TASK DESCRIPTION => List each line of the data that holds the string "might".

RECORDS SUPPLIED =>
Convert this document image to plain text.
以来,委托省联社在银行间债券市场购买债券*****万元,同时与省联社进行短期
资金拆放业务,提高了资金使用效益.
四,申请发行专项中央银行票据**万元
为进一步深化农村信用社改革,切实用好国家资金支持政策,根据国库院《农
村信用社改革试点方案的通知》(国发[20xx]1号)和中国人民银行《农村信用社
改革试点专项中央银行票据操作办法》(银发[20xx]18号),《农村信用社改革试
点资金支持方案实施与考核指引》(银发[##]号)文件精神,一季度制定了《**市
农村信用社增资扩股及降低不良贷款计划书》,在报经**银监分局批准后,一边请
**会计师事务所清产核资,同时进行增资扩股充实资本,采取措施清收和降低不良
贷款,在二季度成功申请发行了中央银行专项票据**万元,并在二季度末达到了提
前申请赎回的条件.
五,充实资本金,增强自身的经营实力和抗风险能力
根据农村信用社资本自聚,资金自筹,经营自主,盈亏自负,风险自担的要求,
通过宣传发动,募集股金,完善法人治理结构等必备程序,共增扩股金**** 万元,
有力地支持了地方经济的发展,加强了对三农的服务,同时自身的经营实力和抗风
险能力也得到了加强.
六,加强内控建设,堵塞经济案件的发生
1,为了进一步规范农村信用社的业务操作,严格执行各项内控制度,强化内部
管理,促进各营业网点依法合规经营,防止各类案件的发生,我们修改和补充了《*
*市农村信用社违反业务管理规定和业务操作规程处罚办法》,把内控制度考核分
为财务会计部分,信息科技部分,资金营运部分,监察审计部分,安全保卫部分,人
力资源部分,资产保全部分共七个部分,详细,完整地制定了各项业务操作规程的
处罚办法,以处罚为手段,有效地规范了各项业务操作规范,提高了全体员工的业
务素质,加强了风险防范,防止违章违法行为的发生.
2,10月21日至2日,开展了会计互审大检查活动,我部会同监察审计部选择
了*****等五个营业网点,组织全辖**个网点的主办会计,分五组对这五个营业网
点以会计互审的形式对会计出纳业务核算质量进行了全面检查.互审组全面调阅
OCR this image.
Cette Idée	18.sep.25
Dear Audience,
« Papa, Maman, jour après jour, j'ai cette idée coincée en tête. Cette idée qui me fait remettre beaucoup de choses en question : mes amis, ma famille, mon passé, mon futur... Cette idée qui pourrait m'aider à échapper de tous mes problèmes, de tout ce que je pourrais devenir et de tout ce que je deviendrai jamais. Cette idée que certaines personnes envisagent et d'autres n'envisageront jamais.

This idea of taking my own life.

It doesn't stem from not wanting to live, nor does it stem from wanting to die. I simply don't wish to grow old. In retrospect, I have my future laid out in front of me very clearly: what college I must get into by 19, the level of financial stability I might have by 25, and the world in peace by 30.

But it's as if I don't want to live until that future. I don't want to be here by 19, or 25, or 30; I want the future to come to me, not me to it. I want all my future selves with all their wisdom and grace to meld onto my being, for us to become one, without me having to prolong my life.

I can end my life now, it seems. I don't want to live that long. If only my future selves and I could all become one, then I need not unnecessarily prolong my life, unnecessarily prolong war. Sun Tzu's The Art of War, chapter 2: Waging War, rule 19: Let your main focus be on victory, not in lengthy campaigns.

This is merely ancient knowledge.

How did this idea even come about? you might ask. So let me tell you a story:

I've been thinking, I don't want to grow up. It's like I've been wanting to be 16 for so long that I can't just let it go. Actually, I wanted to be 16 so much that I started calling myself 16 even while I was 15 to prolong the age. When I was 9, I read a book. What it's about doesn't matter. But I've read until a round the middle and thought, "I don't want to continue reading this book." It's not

FINISHED EXERCISE =>
It doesn't stem from not wanting to live, nor does it stem from wanting to die. I simply don't wish to grow old. In retrospect, I have my future laid out in front of me very clearly: what college I must get into by 19, the level of financial stability I might have by 25, and the world in peace by 30.
How did this idea even come about? you might ask. So let me tell you a story:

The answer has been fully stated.